- [TASK INSTRUCTIONS]
Each line that holds the word "JSON" should be returned.

--------------------------------

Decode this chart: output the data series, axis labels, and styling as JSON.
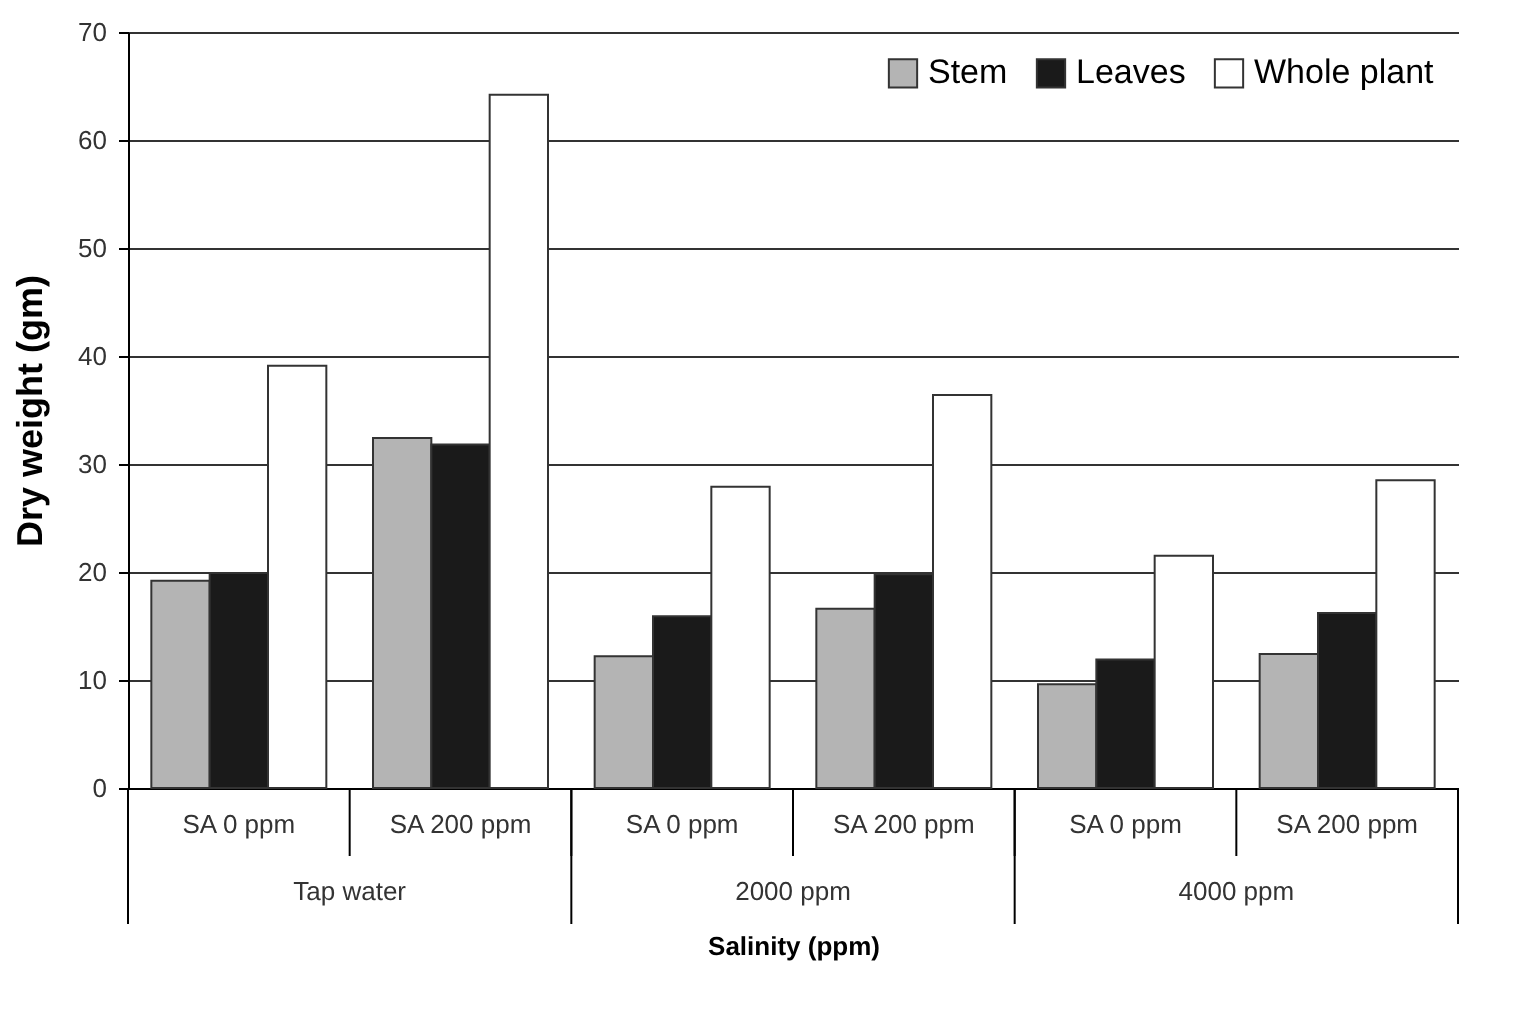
{
  "chart_data": {
    "type": "bar",
    "xlabel": "Salinity (ppm)",
    "ylabel": "Dry weight (gm)",
    "categories": [
      "SA 0 ppm",
      "SA 200 ppm",
      "SA 0 ppm",
      "SA 200 ppm",
      "SA 0 ppm",
      "SA 200 ppm"
    ],
    "annotations": [
      "Tap water",
      "2000 ppm",
      "4000 ppm"
    ],
    "series": [
      {
        "name": "Stem",
        "color": "#b4b4b4",
        "values": [
          19.2,
          32.4,
          12.2,
          16.6,
          9.6,
          12.4
        ]
      },
      {
        "name": "Leaves",
        "color": "#1a1a1a",
        "values": [
          19.9,
          31.8,
          15.9,
          19.8,
          11.9,
          16.2
        ]
      },
      {
        "name": "Whole plant",
        "color": "#ffffff",
        "values": [
          39.1,
          64.2,
          27.9,
          36.4,
          21.5,
          28.5
        ]
      }
    ],
    "ylim": [
      0,
      70
    ],
    "yticks": [
      0,
      10,
      20,
      30,
      40,
      50,
      60,
      70
    ],
    "grid": "y",
    "legend": "top right"
  }
}
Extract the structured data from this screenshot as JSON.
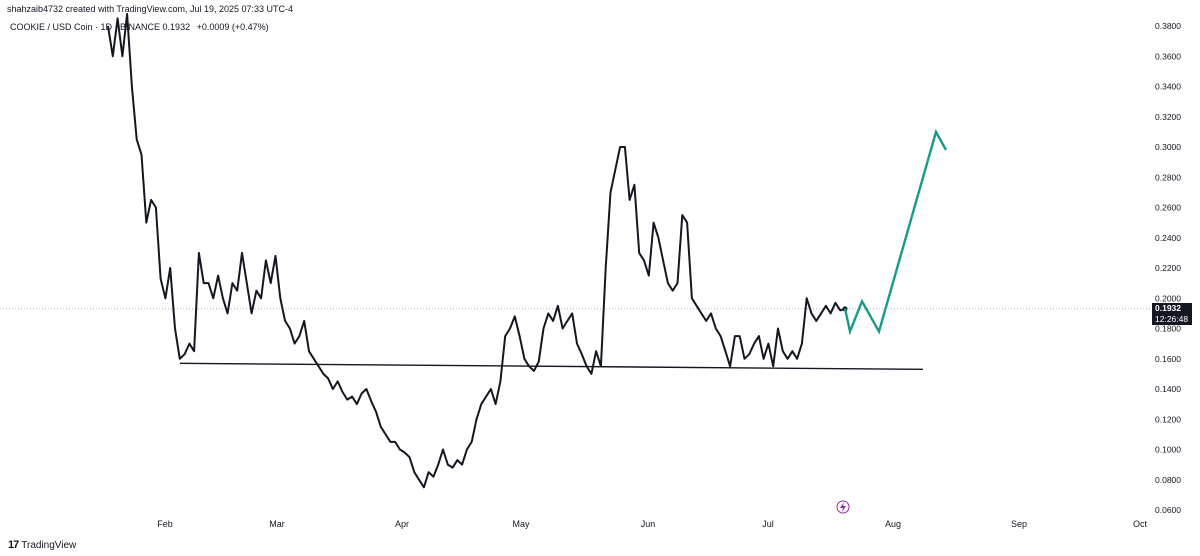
{
  "header": {
    "created_by": "shahzaib4732 created with TradingView.com, Jul 19, 2025 07:33 UTC-4"
  },
  "symbol": {
    "label": "COOKIE / USD Coin · 1D · BINANCE",
    "price": "0.1932",
    "change": "+0.0009 (+0.47%)"
  },
  "price_tag": {
    "price": "0.1932",
    "countdown": "12:26:48"
  },
  "footer": {
    "logo": "17",
    "brand": "TradingView"
  },
  "colors": {
    "line": "#131722",
    "projection": "#1a9a8a",
    "axis_text": "#131722",
    "grid_dotted": "#9598a1",
    "flash_icon": "#9c27b0"
  },
  "chart_data": {
    "type": "line",
    "x_ticks": [
      "Feb",
      "Mar",
      "Apr",
      "May",
      "Jun",
      "Jul",
      "Aug",
      "Sep",
      "Oct"
    ],
    "y_ticks": [
      "0.0600",
      "0.0800",
      "0.1000",
      "0.1200",
      "0.1400",
      "0.1600",
      "0.1800",
      "0.2000",
      "0.2200",
      "0.2400",
      "0.2600",
      "0.2800",
      "0.3000",
      "0.3200",
      "0.3400",
      "0.3600",
      "0.3800"
    ],
    "ylim": [
      0.06,
      0.38
    ],
    "series": [
      {
        "values": [
          0.38,
          0.36,
          0.385,
          0.36,
          0.39,
          0.34,
          0.305,
          0.295,
          0.25,
          0.265,
          0.26,
          0.213,
          0.2,
          0.22,
          0.18,
          0.16,
          0.163,
          0.17,
          0.165,
          0.23,
          0.21,
          0.21,
          0.2,
          0.215,
          0.2,
          0.19,
          0.21,
          0.205,
          0.23,
          0.21,
          0.19,
          0.205,
          0.2,
          0.225,
          0.21,
          0.228,
          0.2,
          0.185,
          0.18,
          0.17,
          0.175,
          0.185,
          0.165,
          0.16,
          0.155,
          0.15,
          0.147,
          0.14,
          0.145,
          0.138,
          0.133,
          0.135,
          0.13,
          0.137,
          0.14,
          0.132,
          0.125,
          0.115,
          0.11,
          0.105,
          0.105,
          0.1,
          0.098,
          0.095,
          0.085,
          0.08,
          0.075,
          0.085,
          0.082,
          0.09,
          0.1,
          0.09,
          0.088,
          0.093,
          0.09,
          0.1,
          0.105,
          0.12,
          0.13,
          0.135,
          0.14,
          0.13,
          0.145,
          0.175,
          0.18,
          0.188,
          0.175,
          0.16,
          0.155,
          0.152,
          0.158,
          0.18,
          0.19,
          0.185,
          0.195,
          0.18,
          0.185,
          0.19,
          0.17,
          0.163,
          0.155,
          0.15,
          0.165,
          0.155,
          0.22,
          0.27,
          0.285,
          0.3,
          0.3,
          0.265,
          0.275,
          0.23,
          0.225,
          0.215,
          0.25,
          0.24,
          0.225,
          0.21,
          0.205,
          0.21,
          0.255,
          0.25,
          0.2,
          0.195,
          0.19,
          0.185,
          0.19,
          0.18,
          0.175,
          0.165,
          0.155,
          0.175,
          0.175,
          0.16,
          0.163,
          0.17,
          0.175,
          0.16,
          0.17,
          0.155,
          0.18,
          0.165,
          0.16,
          0.165,
          0.16,
          0.17,
          0.2,
          0.19,
          0.185,
          0.19,
          0.195,
          0.19,
          0.197,
          0.192,
          0.193
        ]
      }
    ],
    "support_line": [
      0.157,
      0.153
    ],
    "projection": [
      0.1932,
      0.178,
      0.198,
      0.178,
      0.31,
      0.298
    ],
    "grid": false
  }
}
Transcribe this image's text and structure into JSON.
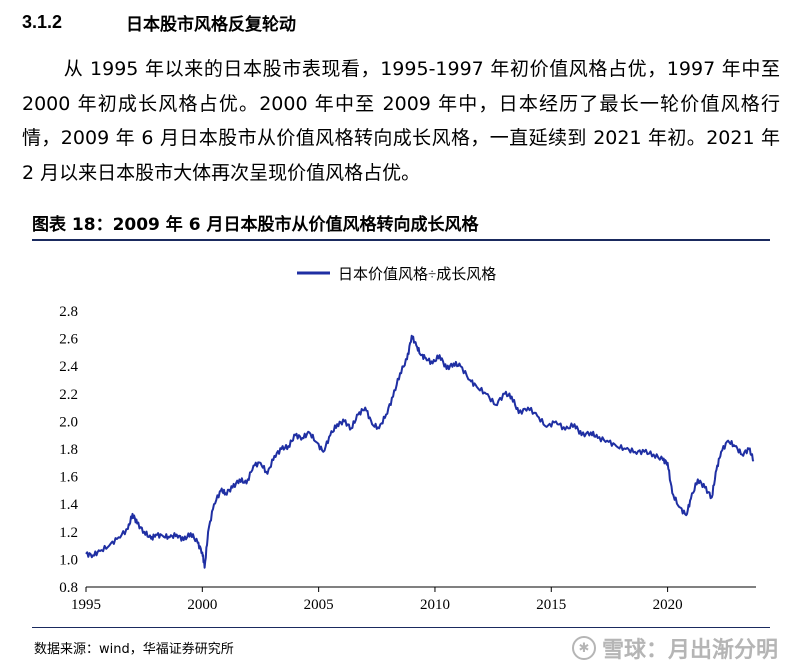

--------------------------------

- [CORRECT RESPONSE]
Decode this chart: output the data series, axis labels, and styling as JSON.
Extract the structured data from this screenshot as JSON.
Transcribe this image's text and structure into JSON.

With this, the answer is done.